◆ Given instruction ◆
In full and without alteration, repeat the material.

==== Entries ====

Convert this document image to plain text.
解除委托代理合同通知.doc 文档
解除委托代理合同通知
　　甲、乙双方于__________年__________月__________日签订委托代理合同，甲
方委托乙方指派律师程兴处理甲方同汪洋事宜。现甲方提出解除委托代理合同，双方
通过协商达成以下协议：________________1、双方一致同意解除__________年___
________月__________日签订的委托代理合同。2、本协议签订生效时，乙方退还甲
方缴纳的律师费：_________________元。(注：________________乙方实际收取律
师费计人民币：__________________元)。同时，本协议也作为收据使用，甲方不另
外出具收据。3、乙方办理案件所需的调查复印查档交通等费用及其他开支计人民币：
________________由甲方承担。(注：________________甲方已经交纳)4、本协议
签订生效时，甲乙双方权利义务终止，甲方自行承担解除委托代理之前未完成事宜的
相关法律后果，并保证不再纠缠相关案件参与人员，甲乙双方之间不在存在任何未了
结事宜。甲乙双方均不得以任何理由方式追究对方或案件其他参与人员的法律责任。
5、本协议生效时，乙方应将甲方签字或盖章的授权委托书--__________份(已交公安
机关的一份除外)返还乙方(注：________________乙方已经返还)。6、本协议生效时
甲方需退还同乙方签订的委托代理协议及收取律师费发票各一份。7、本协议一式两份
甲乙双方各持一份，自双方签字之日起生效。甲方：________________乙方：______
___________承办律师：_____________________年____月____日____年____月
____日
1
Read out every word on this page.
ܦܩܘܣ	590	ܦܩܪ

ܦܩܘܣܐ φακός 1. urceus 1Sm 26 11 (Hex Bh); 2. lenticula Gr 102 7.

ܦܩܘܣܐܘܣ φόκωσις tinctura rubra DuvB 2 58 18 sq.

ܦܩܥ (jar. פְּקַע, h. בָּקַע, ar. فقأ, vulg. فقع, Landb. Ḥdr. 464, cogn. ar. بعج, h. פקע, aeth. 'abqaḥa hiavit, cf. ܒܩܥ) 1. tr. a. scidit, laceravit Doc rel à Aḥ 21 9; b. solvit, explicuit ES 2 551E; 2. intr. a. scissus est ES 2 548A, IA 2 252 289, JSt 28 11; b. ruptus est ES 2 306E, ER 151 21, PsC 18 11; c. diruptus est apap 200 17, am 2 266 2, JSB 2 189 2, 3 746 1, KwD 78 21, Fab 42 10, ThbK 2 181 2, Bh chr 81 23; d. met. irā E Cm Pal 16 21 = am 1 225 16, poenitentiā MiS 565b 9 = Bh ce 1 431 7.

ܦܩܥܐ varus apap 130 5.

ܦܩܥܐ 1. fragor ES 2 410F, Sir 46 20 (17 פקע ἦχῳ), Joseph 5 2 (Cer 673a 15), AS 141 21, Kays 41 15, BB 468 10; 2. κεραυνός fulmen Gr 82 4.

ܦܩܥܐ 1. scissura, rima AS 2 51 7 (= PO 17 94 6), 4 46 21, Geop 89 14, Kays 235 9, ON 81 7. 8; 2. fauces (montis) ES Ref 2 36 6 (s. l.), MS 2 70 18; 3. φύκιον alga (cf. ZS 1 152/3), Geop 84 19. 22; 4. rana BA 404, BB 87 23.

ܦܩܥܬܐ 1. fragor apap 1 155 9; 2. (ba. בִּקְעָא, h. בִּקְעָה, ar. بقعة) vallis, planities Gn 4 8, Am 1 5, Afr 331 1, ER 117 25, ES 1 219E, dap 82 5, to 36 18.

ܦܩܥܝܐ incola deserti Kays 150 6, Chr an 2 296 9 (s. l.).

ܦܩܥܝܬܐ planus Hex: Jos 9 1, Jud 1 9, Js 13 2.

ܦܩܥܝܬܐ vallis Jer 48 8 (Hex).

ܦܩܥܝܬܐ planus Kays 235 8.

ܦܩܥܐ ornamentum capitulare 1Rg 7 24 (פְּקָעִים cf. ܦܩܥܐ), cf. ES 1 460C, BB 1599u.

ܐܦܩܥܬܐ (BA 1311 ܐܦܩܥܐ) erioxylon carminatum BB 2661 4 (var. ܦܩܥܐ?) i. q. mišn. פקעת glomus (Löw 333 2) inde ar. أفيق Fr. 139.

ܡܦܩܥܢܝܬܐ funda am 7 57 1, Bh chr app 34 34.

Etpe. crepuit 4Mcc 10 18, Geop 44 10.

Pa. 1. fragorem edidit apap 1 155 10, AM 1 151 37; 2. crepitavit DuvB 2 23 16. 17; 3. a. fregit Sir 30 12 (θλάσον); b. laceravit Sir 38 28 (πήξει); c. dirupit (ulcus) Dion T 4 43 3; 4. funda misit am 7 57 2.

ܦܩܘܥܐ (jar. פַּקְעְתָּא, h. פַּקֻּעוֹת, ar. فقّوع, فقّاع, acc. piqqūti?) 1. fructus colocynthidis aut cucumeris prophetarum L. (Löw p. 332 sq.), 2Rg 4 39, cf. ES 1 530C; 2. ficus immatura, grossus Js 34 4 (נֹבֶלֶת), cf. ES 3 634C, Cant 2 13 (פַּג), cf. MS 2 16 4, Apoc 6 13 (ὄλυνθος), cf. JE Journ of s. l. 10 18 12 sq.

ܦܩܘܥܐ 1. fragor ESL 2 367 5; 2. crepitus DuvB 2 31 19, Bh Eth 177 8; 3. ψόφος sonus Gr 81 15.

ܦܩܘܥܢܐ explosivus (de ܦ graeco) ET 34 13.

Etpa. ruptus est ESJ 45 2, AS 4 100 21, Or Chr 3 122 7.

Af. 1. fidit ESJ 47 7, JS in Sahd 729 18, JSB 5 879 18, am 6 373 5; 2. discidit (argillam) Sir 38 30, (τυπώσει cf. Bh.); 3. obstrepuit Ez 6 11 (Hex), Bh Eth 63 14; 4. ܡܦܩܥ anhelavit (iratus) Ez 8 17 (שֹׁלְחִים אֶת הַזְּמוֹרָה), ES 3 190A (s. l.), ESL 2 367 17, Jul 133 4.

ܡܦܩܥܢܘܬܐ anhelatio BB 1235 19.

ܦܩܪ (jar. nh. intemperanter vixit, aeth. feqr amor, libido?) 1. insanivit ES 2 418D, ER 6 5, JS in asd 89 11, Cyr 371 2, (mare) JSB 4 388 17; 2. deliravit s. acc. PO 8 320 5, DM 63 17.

====

◆ Result ◆
Convert this document image to plain text.
解除委托代理合同通知.doc 文档
解除委托代理合同通知
　　甲、乙双方于__________年__________月__________日签订委托代理合同，甲
方委托乙方指派律师程兴处理甲方同汪洋事宜。现甲方提出解除委托代理合同，双方
通过协商达成以下协议：________________1、双方一致同意解除__________年___
________月__________日签订的委托代理合同。2、本协议签订生效时，乙方退还甲
方缴纳的律师费：_________________元。(注：________________乙方实际收取律
师费计人民币：__________________元)。同时，本协议也作为收据使用，甲方不另
外出具收据。3、乙方办理案件所需的调查复印查档交通等费用及其他开支计人民币：
________________由甲方承担。(注：________________甲方已经交纳)4、本协议
签订生效时，甲乙双方权利义务终止，甲方自行承担解除委托代理之前未完成事宜的
相关法律后果，并保证不再纠缠相关案件参与人员，甲乙双方之间不在存在任何未了
结事宜。甲乙双方均不得以任何理由方式追究对方或案件其他参与人员的法律责任。
5、本协议生效时，乙方应将甲方签字或盖章的授权委托书--__________份(已交公安
机关的一份除外)返还乙方(注：________________乙方已经返还)。6、本协议生效时
甲方需退还同乙方签订的委托代理协议及收取律师费发票各一份。7、本协议一式两份
甲乙双方各持一份，自双方签字之日起生效。甲方：________________乙方：______
___________承办律师：_____________________年____月____日____年____月
____日
1
Read out every word on this page.
ܦܩܘܣ	590	ܦܩܪ

ܦܩܘܣܐ φακός 1. urceus 1Sm 26 11 (Hex Bh); 2. lenticula Gr 102 7.

ܦܩܘܣܐܘܣ φόκωσις tinctura rubra DuvB 2 58 18 sq.

ܦܩܥ (jar. פְּקַע, h. בָּקַע, ar. فقأ, vulg. فقع, Landb. Ḥdr. 464, cogn. ar. بعج, h. פקע, aeth. 'abqaḥa hiavit, cf. ܒܩܥ) 1. tr. a. scidit, laceravit Doc rel à Aḥ 21 9; b. solvit, explicuit ES 2 551E; 2. intr. a. scissus est ES 2 548A, IA 2 252 289, JSt 28 11; b. ruptus est ES 2 306E, ER 151 21, PsC 18 11; c. diruptus est apap 200 17, am 2 266 2, JSB 2 189 2, 3 746 1, KwD 78 21, Fab 42 10, ThbK 2 181 2, Bh chr 81 23; d. met. irā E Cm Pal 16 21 = am 1 225 16, poenitentiā MiS 565b 9 = Bh ce 1 431 7.

ܦܩܥܐ varus apap 130 5.

ܦܩܥܐ 1. fragor ES 2 410F, Sir 46 20 (17 פקע ἦχῳ), Joseph 5 2 (Cer 673a 15), AS 141 21, Kays 41 15, BB 468 10; 2. κεραυνός fulmen Gr 82 4.

ܦܩܥܐ 1. scissura, rima AS 2 51 7 (= PO 17 94 6), 4 46 21, Geop 89 14, Kays 235 9, ON 81 7. 8; 2. fauces (montis) ES Ref 2 36 6 (s. l.), MS 2 70 18; 3. φύκιον alga (cf. ZS 1 152/3), Geop 84 19. 22; 4. rana BA 404, BB 87 23.

ܦܩܥܬܐ 1. fragor apap 1 155 9; 2. (ba. בִּקְעָא, h. בִּקְעָה, ar. بقعة) vallis, planities Gn 4 8, Am 1 5, Afr 331 1, ER 117 25, ES 1 219E, dap 82 5, to 36 18.

ܦܩܥܝܐ incola deserti Kays 150 6, Chr an 2 296 9 (s. l.).

ܦܩܥܝܬܐ planus Hex: Jos 9 1, Jud 1 9, Js 13 2.

ܦܩܥܝܬܐ vallis Jer 48 8 (Hex).

ܦܩܥܝܬܐ planus Kays 235 8.

ܦܩܥܐ ornamentum capitulare 1Rg 7 24 (פְּקָעִים cf. ܦܩܥܐ), cf. ES 1 460C, BB 1599u.

ܐܦܩܥܬܐ (BA 1311 ܐܦܩܥܐ) erioxylon carminatum BB 2661 4 (var. ܦܩܥܐ?) i. q. mišn. פקעת glomus (Löw 333 2) inde ar. أفيق Fr. 139.

ܡܦܩܥܢܝܬܐ funda am 7 57 1, Bh chr app 34 34.

Etpe. crepuit 4Mcc 10 18, Geop 44 10.

Pa. 1. fragorem edidit apap 1 155 10, AM 1 151 37; 2. crepitavit DuvB 2 23 16. 17; 3. a. fregit Sir 30 12 (θλάσον); b. laceravit Sir 38 28 (πήξει); c. dirupit (ulcus) Dion T 4 43 3; 4. funda misit am 7 57 2.

ܦܩܘܥܐ (jar. פַּקְעְתָּא, h. פַּקֻּעוֹת, ar. فقّوع, فقّاع, acc. piqqūti?) 1. fructus colocynthidis aut cucumeris prophetarum L. (Löw p. 332 sq.), 2Rg 4 39, cf. ES 1 530C; 2. ficus immatura, grossus Js 34 4 (נֹבֶלֶת), cf. ES 3 634C, Cant 2 13 (פַּג), cf. MS 2 16 4, Apoc 6 13 (ὄλυνθος), cf. JE Journ of s. l. 10 18 12 sq.

ܦܩܘܥܐ 1. fragor ESL 2 367 5; 2. crepitus DuvB 2 31 19, Bh Eth 177 8; 3. ψόφος sonus Gr 81 15.

ܦܩܘܥܢܐ explosivus (de ܦ graeco) ET 34 13.

Etpa. ruptus est ESJ 45 2, AS 4 100 21, Or Chr 3 122 7.

Af. 1. fidit ESJ 47 7, JS in Sahd 729 18, JSB 5 879 18, am 6 373 5; 2. discidit (argillam) Sir 38 30, (τυπώσει cf. Bh.); 3. obstrepuit Ez 6 11 (Hex), Bh Eth 63 14; 4. ܡܦܩܥ anhelavit (iratus) Ez 8 17 (שֹׁלְחִים אֶת הַזְּמוֹרָה), ES 3 190A (s. l.), ESL 2 367 17, Jul 133 4.

ܡܦܩܥܢܘܬܐ anhelatio BB 1235 19.

ܦܩܪ (jar. nh. intemperanter vixit, aeth. feqr amor, libido?) 1. insanivit ES 2 418D, ER 6 5, JS in asd 89 11, Cyr 371 2, (mare) JSB 4 388 17; 2. deliravit s. acc. PO 8 320 5, DM 63 17.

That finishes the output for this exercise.